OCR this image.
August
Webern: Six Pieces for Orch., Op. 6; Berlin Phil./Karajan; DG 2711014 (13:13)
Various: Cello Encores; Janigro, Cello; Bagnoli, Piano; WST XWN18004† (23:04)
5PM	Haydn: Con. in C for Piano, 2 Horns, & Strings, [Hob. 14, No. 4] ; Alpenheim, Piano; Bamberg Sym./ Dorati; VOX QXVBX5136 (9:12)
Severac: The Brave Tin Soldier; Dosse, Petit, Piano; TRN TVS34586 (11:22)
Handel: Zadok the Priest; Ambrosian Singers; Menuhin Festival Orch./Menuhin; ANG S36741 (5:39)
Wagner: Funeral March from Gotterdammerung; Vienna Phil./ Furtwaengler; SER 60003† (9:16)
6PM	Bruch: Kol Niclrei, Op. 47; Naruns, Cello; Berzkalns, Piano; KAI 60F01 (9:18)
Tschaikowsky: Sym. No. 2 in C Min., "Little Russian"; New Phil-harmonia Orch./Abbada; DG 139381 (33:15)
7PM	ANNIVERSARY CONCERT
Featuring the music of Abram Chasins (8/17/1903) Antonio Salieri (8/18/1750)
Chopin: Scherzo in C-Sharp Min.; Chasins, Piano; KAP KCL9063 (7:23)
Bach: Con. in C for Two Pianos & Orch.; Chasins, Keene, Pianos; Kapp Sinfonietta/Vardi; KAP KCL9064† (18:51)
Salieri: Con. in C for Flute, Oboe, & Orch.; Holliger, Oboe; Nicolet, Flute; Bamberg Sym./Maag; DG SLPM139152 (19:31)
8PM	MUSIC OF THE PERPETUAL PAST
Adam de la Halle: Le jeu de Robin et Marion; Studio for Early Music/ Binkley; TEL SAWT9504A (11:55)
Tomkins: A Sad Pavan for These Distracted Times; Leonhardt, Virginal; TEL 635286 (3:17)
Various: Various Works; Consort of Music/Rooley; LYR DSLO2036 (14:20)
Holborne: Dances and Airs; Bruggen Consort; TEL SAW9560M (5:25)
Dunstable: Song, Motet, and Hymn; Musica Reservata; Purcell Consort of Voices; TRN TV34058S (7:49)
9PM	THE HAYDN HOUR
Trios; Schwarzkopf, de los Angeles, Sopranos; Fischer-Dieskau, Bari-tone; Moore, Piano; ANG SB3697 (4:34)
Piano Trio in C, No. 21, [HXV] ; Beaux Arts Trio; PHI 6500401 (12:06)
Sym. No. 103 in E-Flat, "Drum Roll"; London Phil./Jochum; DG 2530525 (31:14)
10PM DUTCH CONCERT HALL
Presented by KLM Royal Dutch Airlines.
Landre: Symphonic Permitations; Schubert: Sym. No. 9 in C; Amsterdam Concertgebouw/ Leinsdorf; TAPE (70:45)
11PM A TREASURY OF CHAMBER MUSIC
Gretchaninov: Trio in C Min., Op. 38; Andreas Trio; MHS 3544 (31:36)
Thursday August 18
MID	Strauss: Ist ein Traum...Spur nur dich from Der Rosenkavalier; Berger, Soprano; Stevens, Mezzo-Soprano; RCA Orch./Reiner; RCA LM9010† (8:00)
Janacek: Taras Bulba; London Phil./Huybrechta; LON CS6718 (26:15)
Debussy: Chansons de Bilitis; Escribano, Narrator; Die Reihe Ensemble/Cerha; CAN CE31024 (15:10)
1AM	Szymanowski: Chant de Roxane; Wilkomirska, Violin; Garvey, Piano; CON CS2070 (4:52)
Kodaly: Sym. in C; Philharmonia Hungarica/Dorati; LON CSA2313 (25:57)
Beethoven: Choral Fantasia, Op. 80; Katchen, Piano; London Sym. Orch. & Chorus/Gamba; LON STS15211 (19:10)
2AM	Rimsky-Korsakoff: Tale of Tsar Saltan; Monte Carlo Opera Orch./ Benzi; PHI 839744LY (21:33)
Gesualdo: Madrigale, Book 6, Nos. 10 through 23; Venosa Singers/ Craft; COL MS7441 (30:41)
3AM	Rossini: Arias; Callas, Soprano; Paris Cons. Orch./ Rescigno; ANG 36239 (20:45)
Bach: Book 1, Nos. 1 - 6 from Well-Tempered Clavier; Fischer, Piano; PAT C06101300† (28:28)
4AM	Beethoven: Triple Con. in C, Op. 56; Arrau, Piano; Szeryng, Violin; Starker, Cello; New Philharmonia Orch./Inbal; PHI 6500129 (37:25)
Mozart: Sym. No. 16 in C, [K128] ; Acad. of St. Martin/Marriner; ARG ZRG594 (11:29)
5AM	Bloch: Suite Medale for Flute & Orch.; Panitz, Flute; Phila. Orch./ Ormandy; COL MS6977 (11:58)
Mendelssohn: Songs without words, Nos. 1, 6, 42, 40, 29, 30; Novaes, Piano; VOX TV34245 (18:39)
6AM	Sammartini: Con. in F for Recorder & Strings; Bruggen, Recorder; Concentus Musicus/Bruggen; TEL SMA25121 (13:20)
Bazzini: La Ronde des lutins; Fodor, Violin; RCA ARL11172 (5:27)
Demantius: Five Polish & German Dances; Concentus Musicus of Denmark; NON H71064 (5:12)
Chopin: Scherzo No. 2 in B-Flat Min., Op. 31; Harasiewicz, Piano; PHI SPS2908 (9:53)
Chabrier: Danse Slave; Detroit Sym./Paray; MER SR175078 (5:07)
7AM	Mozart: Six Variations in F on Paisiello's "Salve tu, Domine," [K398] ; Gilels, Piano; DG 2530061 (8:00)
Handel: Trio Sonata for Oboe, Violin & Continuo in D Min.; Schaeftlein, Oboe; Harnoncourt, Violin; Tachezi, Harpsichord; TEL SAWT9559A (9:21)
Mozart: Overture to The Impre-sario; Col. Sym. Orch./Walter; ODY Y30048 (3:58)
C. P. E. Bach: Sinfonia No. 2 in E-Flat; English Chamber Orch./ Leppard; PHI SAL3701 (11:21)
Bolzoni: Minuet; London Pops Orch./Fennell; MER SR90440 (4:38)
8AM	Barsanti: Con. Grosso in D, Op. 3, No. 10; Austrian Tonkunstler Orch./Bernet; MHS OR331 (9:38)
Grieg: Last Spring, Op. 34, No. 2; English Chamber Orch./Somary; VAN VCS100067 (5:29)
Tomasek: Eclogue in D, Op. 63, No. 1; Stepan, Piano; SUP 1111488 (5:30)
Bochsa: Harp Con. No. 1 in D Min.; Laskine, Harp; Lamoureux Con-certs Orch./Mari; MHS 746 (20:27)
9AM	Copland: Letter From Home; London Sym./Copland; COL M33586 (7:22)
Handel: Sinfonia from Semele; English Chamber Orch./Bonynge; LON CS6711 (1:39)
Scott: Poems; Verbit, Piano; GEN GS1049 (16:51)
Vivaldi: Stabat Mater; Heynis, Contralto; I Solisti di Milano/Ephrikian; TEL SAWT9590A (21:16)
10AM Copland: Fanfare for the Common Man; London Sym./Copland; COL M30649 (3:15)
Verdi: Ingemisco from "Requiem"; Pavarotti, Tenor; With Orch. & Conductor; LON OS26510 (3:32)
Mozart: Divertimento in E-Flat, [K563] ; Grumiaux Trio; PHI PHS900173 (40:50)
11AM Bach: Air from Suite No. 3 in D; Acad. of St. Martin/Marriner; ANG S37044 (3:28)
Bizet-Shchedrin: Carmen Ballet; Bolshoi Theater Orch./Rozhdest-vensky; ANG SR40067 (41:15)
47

------

Requirement:
Identify all lines where the word "Singers" shows up. Copy them.

Solution:
Handel: Zadok the Priest; Ambrosian Singers; Menuhin Festival Orch./Menuhin; ANG S36741 (5:39)
Gesualdo: Madrigale, Book 6, Nos. 10 through 23; Venosa Singers/ Craft; COL MS7441 (30:41)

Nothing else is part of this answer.